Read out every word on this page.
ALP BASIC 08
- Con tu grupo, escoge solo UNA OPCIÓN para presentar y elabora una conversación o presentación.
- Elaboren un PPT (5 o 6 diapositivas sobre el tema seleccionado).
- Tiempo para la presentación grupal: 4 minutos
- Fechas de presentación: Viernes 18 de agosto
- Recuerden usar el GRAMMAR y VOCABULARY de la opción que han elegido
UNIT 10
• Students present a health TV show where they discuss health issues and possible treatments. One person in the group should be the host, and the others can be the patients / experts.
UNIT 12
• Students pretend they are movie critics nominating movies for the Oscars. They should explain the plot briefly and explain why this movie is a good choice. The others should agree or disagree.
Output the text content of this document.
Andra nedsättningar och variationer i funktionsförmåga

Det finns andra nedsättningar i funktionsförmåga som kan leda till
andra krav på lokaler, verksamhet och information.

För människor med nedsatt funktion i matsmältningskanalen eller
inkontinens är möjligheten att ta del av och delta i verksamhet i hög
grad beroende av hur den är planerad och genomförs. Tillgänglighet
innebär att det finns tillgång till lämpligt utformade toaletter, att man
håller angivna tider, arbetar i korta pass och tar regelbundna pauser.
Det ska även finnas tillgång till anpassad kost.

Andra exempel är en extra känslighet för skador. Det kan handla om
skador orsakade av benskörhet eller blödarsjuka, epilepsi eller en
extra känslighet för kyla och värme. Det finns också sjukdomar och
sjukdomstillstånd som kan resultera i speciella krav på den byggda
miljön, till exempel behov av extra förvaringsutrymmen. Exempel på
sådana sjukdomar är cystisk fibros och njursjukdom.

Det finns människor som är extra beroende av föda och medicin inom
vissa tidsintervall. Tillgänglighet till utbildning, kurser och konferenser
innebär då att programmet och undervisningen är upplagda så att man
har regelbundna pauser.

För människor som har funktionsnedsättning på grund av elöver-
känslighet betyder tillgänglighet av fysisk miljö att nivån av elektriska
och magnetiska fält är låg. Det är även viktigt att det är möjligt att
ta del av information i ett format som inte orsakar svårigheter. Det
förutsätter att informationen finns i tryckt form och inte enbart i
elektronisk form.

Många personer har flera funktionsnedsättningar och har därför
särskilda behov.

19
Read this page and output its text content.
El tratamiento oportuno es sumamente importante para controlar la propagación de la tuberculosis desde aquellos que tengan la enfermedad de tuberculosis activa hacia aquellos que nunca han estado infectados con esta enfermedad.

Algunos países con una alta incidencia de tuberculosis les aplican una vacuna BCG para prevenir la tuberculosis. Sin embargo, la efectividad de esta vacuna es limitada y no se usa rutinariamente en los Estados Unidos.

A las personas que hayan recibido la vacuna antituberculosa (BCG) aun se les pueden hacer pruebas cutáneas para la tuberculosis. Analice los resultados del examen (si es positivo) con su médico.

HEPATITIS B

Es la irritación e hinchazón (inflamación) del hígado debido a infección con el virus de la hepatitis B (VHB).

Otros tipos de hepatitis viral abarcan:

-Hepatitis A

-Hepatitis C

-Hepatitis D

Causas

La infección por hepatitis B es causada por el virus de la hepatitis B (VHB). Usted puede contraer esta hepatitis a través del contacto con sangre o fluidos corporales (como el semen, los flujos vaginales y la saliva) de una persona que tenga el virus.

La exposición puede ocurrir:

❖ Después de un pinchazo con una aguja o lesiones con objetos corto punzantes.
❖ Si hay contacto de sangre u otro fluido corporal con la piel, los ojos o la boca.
====
What you write must match the material above exactly and in full.

SOLUTION FOR THIS PROBLEM -
Read out every word on this page.
ALP BASIC 08
- Con tu grupo, escoge solo UNA OPCIÓN para presentar y elabora una conversación o presentación.
- Elaboren un PPT (5 o 6 diapositivas sobre el tema seleccionado).
- Tiempo para la presentación grupal: 4 minutos
- Fechas de presentación: Viernes 18 de agosto
- Recuerden usar el GRAMMAR y VOCABULARY de la opción que han elegido
UNIT 10
• Students present a health TV show where they discuss health issues and possible treatments. One person in the group should be the host, and the others can be the patients / experts.
UNIT 12
• Students pretend they are movie critics nominating movies for the Oscars. They should explain the plot briefly and explain why this movie is a good choice. The others should agree or disagree.
Output the text content of this document.
Andra nedsättningar och variationer i funktionsförmåga

Det finns andra nedsättningar i funktionsförmåga som kan leda till
andra krav på lokaler, verksamhet och information.

För människor med nedsatt funktion i matsmältningskanalen eller
inkontinens är möjligheten att ta del av och delta i verksamhet i hög
grad beroende av hur den är planerad och genomförs. Tillgänglighet
innebär att det finns tillgång till lämpligt utformade toaletter, att man
håller angivna tider, arbetar i korta pass och tar regelbundna pauser.
Det ska även finnas tillgång till anpassad kost.

Andra exempel är en extra känslighet för skador. Det kan handla om
skador orsakade av benskörhet eller blödarsjuka, epilepsi eller en
extra känslighet för kyla och värme. Det finns också sjukdomar och
sjukdomstillstånd som kan resultera i speciella krav på den byggda
miljön, till exempel behov av extra förvaringsutrymmen. Exempel på
sådana sjukdomar är cystisk fibros och njursjukdom.

Det finns människor som är extra beroende av föda och medicin inom
vissa tidsintervall. Tillgänglighet till utbildning, kurser och konferenser
innebär då att programmet och undervisningen är upplagda så att man
har regelbundna pauser.

För människor som har funktionsnedsättning på grund av elöver-
känslighet betyder tillgänglighet av fysisk miljö att nivån av elektriska
och magnetiska fält är låg. Det är även viktigt att det är möjligt att
ta del av information i ett format som inte orsakar svårigheter. Det
förutsätter att informationen finns i tryckt form och inte enbart i
elektronisk form.

Många personer har flera funktionsnedsättningar och har därför
särskilda behov.

19
Read this page and output its text content.
El tratamiento oportuno es sumamente importante para controlar la propagación de la tuberculosis desde aquellos que tengan la enfermedad de tuberculosis activa hacia aquellos que nunca han estado infectados con esta enfermedad.

Algunos países con una alta incidencia de tuberculosis les aplican una vacuna BCG para prevenir la tuberculosis. Sin embargo, la efectividad de esta vacuna es limitada y no se usa rutinariamente en los Estados Unidos.

A las personas que hayan recibido la vacuna antituberculosa (BCG) aun se les pueden hacer pruebas cutáneas para la tuberculosis. Analice los resultados del examen (si es positivo) con su médico.

HEPATITIS B

Es la irritación e hinchazón (inflamación) del hígado debido a infección con el virus de la hepatitis B (VHB).

Otros tipos de hepatitis viral abarcan:

-Hepatitis A

-Hepatitis C

-Hepatitis D

Causas

La infección por hepatitis B es causada por el virus de la hepatitis B (VHB). Usted puede contraer esta hepatitis a través del contacto con sangre o fluidos corporales (como el semen, los flujos vaginales y la saliva) de una persona que tenga el virus.

La exposición puede ocurrir:

❖ Después de un pinchazo con una aguja o lesiones con objetos corto punzantes.
❖ Si hay contacto de sangre u otro fluido corporal con la piel, los ojos o la boca.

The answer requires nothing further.